| Instruções |
**a)** Responda, com base no excerto, às perguntas seguintes, uma por linha:
(i) Desde que idade se sentia a menina nua quando, em situação social, não usava brincos?
(ii) Para onde foi o pai depois do discurso aceso sobre furar as orelhas?
(iii) Em que momento voltaram a falar da doença com todos os pormenores?
**b)** Resuma o parágrafo do excerto que começa por «No regresso, estacionou na garagem», conservando os factos principais.

| Excerto do texto |
(em jeito de 'continuação' do post de 11 de Janeiro)
Era uma vez uma menina, de caracóis largos e soltos, que vestia sempre brincos. Desde os vinte anos que se sentia nua quando, em situação social, os seus lóbulos não ostentavam um ornamento condizente com a indumentária. Lembrava-se ainda do dia em que o seu pai, impotente perante a maioridade da filha, saíra simplesmente de casa para uma volta ao quarteirão que lhe permitisse "arejamento", após um discurso aceso sobre o acto contra-natura de furar as orelhas.
Divertira-se a menina nessa primeira "intervenção cirúrgica" de sua consciência e de seu livre arbítrio sobre o seu corpo.
Agora chamavam-na à pressa: O Dr. pede para vir já. Obedeceu! A menina estava doente.
No regresso, estacionou na garagem e, caso raro, estavam todos ali. Desligou a ignição. Não saiu do carro. Já tinha limpo a lágrima antes de carregar no comando. Comunicou: Tenho um cancro na mama. Vou ser operada e vou ficar boa. De imediato, tudo regressou ao normal. Só ao jantar voltaram a falar, com todos os pormenores. Aos pais ligou só depois. A conversa com o pai precisava ser acautelada. Era necessário não o deixar teorizar. Contudo, mais impotente que nunca, voltou a não poder ficar calado. E ralhou, opinou, pediu, até implorou. Desde o discurso sobre a incompetência até aos joelhos no chão para que a menina contactasse com a pessoa certa...

| Material fornecido |
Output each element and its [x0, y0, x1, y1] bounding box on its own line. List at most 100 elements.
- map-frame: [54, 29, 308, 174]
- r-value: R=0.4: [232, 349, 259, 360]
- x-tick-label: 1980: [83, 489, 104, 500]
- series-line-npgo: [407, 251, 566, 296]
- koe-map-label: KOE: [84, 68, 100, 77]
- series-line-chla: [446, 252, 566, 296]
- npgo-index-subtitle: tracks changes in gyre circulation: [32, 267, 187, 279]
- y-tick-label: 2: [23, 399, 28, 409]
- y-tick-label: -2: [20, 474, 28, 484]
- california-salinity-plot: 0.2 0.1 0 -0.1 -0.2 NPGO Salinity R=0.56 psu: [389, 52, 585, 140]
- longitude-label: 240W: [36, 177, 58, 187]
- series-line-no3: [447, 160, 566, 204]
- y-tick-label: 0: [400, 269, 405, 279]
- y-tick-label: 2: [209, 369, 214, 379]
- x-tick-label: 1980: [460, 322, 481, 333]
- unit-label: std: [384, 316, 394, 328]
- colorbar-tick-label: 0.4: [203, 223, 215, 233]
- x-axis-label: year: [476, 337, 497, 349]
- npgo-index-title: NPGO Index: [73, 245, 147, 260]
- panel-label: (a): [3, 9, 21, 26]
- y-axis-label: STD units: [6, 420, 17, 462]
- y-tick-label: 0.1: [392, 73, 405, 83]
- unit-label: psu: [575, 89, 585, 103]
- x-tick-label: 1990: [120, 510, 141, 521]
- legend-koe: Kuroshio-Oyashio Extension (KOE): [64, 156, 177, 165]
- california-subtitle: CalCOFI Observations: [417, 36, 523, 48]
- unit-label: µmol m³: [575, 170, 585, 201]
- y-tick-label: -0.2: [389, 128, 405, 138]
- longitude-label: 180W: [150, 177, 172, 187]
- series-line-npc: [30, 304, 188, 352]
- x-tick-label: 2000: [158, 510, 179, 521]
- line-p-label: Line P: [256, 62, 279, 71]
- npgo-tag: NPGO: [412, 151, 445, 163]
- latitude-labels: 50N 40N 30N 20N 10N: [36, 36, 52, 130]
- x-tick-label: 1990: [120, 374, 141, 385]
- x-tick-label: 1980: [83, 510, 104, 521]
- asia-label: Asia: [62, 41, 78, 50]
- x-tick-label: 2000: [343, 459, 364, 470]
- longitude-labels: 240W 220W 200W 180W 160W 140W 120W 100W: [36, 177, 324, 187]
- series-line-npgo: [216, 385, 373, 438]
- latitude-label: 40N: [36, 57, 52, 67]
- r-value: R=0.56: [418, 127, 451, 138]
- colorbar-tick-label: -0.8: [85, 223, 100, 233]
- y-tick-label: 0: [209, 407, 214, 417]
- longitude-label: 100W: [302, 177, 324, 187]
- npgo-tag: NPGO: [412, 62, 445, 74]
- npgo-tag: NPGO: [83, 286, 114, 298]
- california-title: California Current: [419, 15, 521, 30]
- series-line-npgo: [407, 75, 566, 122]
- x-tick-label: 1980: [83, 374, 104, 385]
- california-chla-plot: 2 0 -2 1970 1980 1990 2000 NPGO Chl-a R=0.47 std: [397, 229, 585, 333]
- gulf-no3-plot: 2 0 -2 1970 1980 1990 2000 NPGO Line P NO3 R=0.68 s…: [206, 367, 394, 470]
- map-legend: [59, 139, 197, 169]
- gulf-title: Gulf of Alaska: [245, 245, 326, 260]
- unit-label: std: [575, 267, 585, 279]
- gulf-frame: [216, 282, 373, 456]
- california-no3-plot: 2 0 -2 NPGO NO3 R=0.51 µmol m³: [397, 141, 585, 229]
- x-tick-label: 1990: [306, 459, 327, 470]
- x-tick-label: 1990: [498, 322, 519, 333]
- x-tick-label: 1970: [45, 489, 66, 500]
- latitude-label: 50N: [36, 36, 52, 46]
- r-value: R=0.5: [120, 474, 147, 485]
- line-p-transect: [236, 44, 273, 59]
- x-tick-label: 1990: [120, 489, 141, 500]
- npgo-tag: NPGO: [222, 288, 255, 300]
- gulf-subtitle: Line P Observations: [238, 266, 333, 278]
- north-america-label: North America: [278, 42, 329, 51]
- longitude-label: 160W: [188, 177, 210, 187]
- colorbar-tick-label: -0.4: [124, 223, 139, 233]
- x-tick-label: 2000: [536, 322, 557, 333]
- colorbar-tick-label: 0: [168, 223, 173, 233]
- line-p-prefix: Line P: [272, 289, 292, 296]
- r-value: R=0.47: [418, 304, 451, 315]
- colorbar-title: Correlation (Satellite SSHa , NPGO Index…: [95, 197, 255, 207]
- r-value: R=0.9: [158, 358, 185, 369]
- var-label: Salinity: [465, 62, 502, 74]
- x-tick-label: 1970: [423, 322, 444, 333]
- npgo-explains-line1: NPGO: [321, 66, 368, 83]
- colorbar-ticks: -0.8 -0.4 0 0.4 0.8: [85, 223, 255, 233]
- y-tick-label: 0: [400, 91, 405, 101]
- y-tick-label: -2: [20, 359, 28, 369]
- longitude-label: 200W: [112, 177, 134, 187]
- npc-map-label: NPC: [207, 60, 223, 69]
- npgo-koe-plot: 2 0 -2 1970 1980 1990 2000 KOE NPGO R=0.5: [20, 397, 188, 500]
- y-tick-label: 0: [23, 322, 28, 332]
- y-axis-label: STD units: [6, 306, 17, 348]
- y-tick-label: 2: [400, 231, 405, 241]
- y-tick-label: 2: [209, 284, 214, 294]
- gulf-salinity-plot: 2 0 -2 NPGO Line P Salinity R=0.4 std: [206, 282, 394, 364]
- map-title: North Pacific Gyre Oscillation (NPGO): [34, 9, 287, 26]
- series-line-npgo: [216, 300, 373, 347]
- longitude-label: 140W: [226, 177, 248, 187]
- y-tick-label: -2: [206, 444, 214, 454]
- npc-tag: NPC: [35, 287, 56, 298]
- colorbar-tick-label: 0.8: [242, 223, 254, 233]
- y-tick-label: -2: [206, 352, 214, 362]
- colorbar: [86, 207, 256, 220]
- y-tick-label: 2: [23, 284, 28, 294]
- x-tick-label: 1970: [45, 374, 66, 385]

| Respostas aos exercícios |
**a)**
(i) Desde os vinte anos.
(ii) Saiu de casa para uma volta ao quarteirão.
(iii) Só ao jantar.

**b)** Ao regressar, a menina estacionou na garagem, onde, caso raro, estavam todos, e, sem sair do carro e já de lágrima limpa, anunciou que tinha um cancro na mama, que ia ser operada e que ia ficar boa. Tudo regressou logo ao normal, e só ao jantar falaram com todos os pormenores. Aos pais ligou depois, com cuidado para não deixar o pai teorizar. Ainda assim, o pai, mais impotente do que nunca, não conseguiu ficar calado: ralhou, opinou, pediu e até implorou que ela contactasse a pessoa certa.